STORED ROWS:
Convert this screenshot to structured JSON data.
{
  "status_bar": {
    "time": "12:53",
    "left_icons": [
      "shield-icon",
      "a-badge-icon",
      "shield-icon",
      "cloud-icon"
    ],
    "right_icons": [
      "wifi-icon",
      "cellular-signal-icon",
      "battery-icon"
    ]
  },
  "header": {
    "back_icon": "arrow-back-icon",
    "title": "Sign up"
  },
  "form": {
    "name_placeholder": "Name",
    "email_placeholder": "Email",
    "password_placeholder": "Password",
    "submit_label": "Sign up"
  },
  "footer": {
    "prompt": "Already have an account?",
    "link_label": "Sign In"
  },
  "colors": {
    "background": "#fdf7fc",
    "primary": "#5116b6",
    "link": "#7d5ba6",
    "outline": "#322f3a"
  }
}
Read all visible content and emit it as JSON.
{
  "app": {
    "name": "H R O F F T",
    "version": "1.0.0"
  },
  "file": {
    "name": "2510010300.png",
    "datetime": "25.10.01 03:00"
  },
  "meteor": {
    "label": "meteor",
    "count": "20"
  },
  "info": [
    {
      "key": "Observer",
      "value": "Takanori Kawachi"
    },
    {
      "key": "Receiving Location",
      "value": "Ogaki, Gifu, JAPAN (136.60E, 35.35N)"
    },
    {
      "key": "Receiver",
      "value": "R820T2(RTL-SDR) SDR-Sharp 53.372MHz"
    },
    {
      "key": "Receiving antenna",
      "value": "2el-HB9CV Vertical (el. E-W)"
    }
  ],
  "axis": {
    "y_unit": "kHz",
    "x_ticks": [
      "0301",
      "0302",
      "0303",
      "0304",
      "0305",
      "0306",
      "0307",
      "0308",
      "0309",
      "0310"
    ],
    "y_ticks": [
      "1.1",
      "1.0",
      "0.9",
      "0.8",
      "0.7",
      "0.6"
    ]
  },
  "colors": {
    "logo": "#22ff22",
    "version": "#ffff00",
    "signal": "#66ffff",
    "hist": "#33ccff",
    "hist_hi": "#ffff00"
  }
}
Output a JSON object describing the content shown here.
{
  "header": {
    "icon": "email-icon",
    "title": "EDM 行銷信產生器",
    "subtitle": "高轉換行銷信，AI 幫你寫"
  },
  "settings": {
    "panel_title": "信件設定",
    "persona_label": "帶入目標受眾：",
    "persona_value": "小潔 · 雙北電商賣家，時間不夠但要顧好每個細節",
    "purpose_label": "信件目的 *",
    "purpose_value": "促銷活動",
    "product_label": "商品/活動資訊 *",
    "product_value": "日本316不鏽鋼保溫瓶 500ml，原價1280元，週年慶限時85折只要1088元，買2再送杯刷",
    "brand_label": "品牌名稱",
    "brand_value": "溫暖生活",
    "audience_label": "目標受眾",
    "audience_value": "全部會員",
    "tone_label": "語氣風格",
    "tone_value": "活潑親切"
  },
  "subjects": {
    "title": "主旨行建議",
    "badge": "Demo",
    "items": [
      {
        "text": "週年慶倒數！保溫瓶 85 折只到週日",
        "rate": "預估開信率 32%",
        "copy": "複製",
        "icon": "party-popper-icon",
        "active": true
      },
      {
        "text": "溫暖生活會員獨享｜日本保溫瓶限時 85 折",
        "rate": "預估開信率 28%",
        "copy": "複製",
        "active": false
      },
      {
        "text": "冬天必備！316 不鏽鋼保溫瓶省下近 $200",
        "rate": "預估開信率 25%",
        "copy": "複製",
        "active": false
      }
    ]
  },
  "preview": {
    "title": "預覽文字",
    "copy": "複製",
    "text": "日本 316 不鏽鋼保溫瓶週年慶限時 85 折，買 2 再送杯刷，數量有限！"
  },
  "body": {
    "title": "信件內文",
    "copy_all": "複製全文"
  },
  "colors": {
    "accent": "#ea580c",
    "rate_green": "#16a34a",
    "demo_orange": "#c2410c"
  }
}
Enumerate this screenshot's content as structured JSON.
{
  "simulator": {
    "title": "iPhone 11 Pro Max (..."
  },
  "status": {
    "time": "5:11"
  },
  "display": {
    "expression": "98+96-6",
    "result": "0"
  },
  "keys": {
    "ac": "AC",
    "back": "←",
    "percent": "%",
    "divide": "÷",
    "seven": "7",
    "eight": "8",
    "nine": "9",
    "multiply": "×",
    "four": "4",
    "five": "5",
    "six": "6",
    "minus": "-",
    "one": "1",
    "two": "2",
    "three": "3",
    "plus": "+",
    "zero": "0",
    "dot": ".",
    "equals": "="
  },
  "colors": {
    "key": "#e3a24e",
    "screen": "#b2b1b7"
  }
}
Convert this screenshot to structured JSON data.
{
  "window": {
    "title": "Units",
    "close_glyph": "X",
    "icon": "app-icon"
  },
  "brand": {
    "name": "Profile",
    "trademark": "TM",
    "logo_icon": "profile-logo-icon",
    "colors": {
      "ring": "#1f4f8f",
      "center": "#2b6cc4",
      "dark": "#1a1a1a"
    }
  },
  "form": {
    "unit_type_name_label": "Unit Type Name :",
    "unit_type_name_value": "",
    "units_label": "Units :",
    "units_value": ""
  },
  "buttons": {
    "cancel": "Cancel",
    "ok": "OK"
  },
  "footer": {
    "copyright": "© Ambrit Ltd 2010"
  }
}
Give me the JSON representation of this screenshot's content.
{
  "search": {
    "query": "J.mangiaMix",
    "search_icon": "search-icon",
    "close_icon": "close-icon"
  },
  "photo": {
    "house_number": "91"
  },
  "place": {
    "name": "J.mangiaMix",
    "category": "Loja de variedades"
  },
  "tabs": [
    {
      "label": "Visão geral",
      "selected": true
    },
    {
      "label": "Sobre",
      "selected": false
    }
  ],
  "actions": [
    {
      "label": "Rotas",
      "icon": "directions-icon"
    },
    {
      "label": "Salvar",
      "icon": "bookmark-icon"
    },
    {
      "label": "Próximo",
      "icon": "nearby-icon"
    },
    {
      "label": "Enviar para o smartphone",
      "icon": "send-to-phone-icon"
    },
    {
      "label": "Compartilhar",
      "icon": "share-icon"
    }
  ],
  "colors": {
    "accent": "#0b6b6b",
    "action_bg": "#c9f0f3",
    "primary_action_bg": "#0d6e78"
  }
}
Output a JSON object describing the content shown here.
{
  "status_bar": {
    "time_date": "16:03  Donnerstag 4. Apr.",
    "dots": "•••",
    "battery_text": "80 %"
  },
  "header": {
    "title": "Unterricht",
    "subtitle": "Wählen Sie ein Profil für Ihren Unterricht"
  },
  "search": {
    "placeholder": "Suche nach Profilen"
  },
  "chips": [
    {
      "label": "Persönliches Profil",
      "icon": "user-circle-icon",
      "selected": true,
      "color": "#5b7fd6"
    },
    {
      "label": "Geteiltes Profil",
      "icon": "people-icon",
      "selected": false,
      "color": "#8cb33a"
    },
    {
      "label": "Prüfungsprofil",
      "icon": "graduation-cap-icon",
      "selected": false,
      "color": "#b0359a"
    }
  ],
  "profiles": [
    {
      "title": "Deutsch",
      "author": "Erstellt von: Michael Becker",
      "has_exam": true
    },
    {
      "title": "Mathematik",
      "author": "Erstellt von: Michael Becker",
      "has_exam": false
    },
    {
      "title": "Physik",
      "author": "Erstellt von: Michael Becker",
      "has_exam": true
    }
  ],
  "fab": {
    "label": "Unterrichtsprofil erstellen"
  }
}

EXERCISE GOAL:
Write out every record verbatim.

SOLUTION TO THE PROBLEM:
Convert this screenshot to structured JSON data.
{
  "status_bar": {
    "time": "12:53",
    "left_icons": [
      "shield-icon",
      "a-badge-icon",
      "shield-icon",
      "cloud-icon"
    ],
    "right_icons": [
      "wifi-icon",
      "cellular-signal-icon",
      "battery-icon"
    ]
  },
  "header": {
    "back_icon": "arrow-back-icon",
    "title": "Sign up"
  },
  "form": {
    "name_placeholder": "Name",
    "email_placeholder": "Email",
    "password_placeholder": "Password",
    "submit_label": "Sign up"
  },
  "footer": {
    "prompt": "Already have an account?",
    "link_label": "Sign In"
  },
  "colors": {
    "background": "#fdf7fc",
    "primary": "#5116b6",
    "link": "#7d5ba6",
    "outline": "#322f3a"
  }
}
Read all visible content and emit it as JSON.
{
  "app": {
    "name": "H R O F F T",
    "version": "1.0.0"
  },
  "file": {
    "name": "2510010300.png",
    "datetime": "25.10.01 03:00"
  },
  "meteor": {
    "label": "meteor",
    "count": "20"
  },
  "info": [
    {
      "key": "Observer",
      "value": "Takanori Kawachi"
    },
    {
      "key": "Receiving Location",
      "value": "Ogaki, Gifu, JAPAN (136.60E, 35.35N)"
    },
    {
      "key": "Receiver",
      "value": "R820T2(RTL-SDR) SDR-Sharp 53.372MHz"
    },
    {
      "key": "Receiving antenna",
      "value": "2el-HB9CV Vertical (el. E-W)"
    }
  ],
  "axis": {
    "y_unit": "kHz",
    "x_ticks": [
      "0301",
      "0302",
      "0303",
      "0304",
      "0305",
      "0306",
      "0307",
      "0308",
      "0309",
      "0310"
    ],
    "y_ticks": [
      "1.1",
      "1.0",
      "0.9",
      "0.8",
      "0.7",
      "0.6"
    ]
  },
  "colors": {
    "logo": "#22ff22",
    "version": "#ffff00",
    "signal": "#66ffff",
    "hist": "#33ccff",
    "hist_hi": "#ffff00"
  }
}
Output a JSON object describing the content shown here.
{
  "header": {
    "icon": "email-icon",
    "title": "EDM 行銷信產生器",
    "subtitle": "高轉換行銷信，AI 幫你寫"
  },
  "settings": {
    "panel_title": "信件設定",
    "persona_label": "帶入目標受眾：",
    "persona_value": "小潔 · 雙北電商賣家，時間不夠但要顧好每個細節",
    "purpose_label": "信件目的 *",
    "purpose_value": "促銷活動",
    "product_label": "商品/活動資訊 *",
    "product_value": "日本316不鏽鋼保溫瓶 500ml，原價1280元，週年慶限時85折只要1088元，買2再送杯刷",
    "brand_label": "品牌名稱",
    "brand_value": "溫暖生活",
    "audience_label": "目標受眾",
    "audience_value": "全部會員",
    "tone_label": "語氣風格",
    "tone_value": "活潑親切"
  },
  "subjects": {
    "title": "主旨行建議",
    "badge": "Demo",
    "items": [
      {
        "text": "週年慶倒數！保溫瓶 85 折只到週日",
        "rate": "預估開信率 32%",
        "copy": "複製",
        "icon": "party-popper-icon",
        "active": true
      },
      {
        "text": "溫暖生活會員獨享｜日本保溫瓶限時 85 折",
        "rate": "預估開信率 28%",
        "copy": "複製",
        "active": false
      },
      {
        "text": "冬天必備！316 不鏽鋼保溫瓶省下近 $200",
        "rate": "預估開信率 25%",
        "copy": "複製",
        "active": false
      }
    ]
  },
  "preview": {
    "title": "預覽文字",
    "copy": "複製",
    "text": "日本 316 不鏽鋼保溫瓶週年慶限時 85 折，買 2 再送杯刷，數量有限！"
  },
  "body": {
    "title": "信件內文",
    "copy_all": "複製全文"
  },
  "colors": {
    "accent": "#ea580c",
    "rate_green": "#16a34a",
    "demo_orange": "#c2410c"
  }
}
Enumerate this screenshot's content as structured JSON.
{
  "simulator": {
    "title": "iPhone 11 Pro Max (..."
  },
  "status": {
    "time": "5:11"
  },
  "display": {
    "expression": "98+96-6",
    "result": "0"
  },
  "keys": {
    "ac": "AC",
    "back": "←",
    "percent": "%",
    "divide": "÷",
    "seven": "7",
    "eight": "8",
    "nine": "9",
    "multiply": "×",
    "four": "4",
    "five": "5",
    "six": "6",
    "minus": "-",
    "one": "1",
    "two": "2",
    "three": "3",
    "plus": "+",
    "zero": "0",
    "dot": ".",
    "equals": "="
  },
  "colors": {
    "key": "#e3a24e",
    "screen": "#b2b1b7"
  }
}
Convert this screenshot to structured JSON data.
{
  "window": {
    "title": "Units",
    "close_glyph": "X",
    "icon": "app-icon"
  },
  "brand": {
    "name": "Profile",
    "trademark": "TM",
    "logo_icon": "profile-logo-icon",
    "colors": {
      "ring": "#1f4f8f",
      "center": "#2b6cc4",
      "dark": "#1a1a1a"
    }
  },
  "form": {
    "unit_type_name_label": "Unit Type Name :",
    "unit_type_name_value": "",
    "units_label": "Units :",
    "units_value": ""
  },
  "buttons": {
    "cancel": "Cancel",
    "ok": "OK"
  },
  "footer": {
    "copyright": "© Ambrit Ltd 2010"
  }
}
Give me the JSON representation of this screenshot's content.
{
  "search": {
    "query": "J.mangiaMix",
    "search_icon": "search-icon",
    "close_icon": "close-icon"
  },
  "photo": {
    "house_number": "91"
  },
  "place": {
    "name": "J.mangiaMix",
    "category": "Loja de variedades"
  },
  "tabs": [
    {
      "label": "Visão geral",
      "selected": true
    },
    {
      "label": "Sobre",
      "selected": false
    }
  ],
  "actions": [
    {
      "label": "Rotas",
      "icon": "directions-icon"
    },
    {
      "label": "Salvar",
      "icon": "bookmark-icon"
    },
    {
      "label": "Próximo",
      "icon": "nearby-icon"
    },
    {
      "label": "Enviar para o smartphone",
      "icon": "send-to-phone-icon"
    },
    {
      "label": "Compartilhar",
      "icon": "share-icon"
    }
  ],
  "colors": {
    "accent": "#0b6b6b",
    "action_bg": "#c9f0f3",
    "primary_action_bg": "#0d6e78"
  }
}
Output a JSON object describing the content shown here.
{
  "status_bar": {
    "time_date": "16:03  Donnerstag 4. Apr.",
    "dots": "•••",
    "battery_text": "80 %"
  },
  "header": {
    "title": "Unterricht",
    "subtitle": "Wählen Sie ein Profil für Ihren Unterricht"
  },
  "search": {
    "placeholder": "Suche nach Profilen"
  },
  "chips": [
    {
      "label": "Persönliches Profil",
      "icon": "user-circle-icon",
      "selected": true,
      "color": "#5b7fd6"
    },
    {
      "label": "Geteiltes Profil",
      "icon": "people-icon",
      "selected": false,
      "color": "#8cb33a"
    },
    {
      "label": "Prüfungsprofil",
      "icon": "graduation-cap-icon",
      "selected": false,
      "color": "#b0359a"
    }
  ],
  "profiles": [
    {
      "title": "Deutsch",
      "author": "Erstellt von: Michael Becker",
      "has_exam": true
    },
    {
      "title": "Mathematik",
      "author": "Erstellt von: Michael Becker",
      "has_exam": false
    },
    {
      "title": "Physik",
      "author": "Erstellt von: Michael Becker",
      "has_exam": true
    }
  ],
  "fab": {
    "label": "Unterrichtsprofil erstellen"
  }
}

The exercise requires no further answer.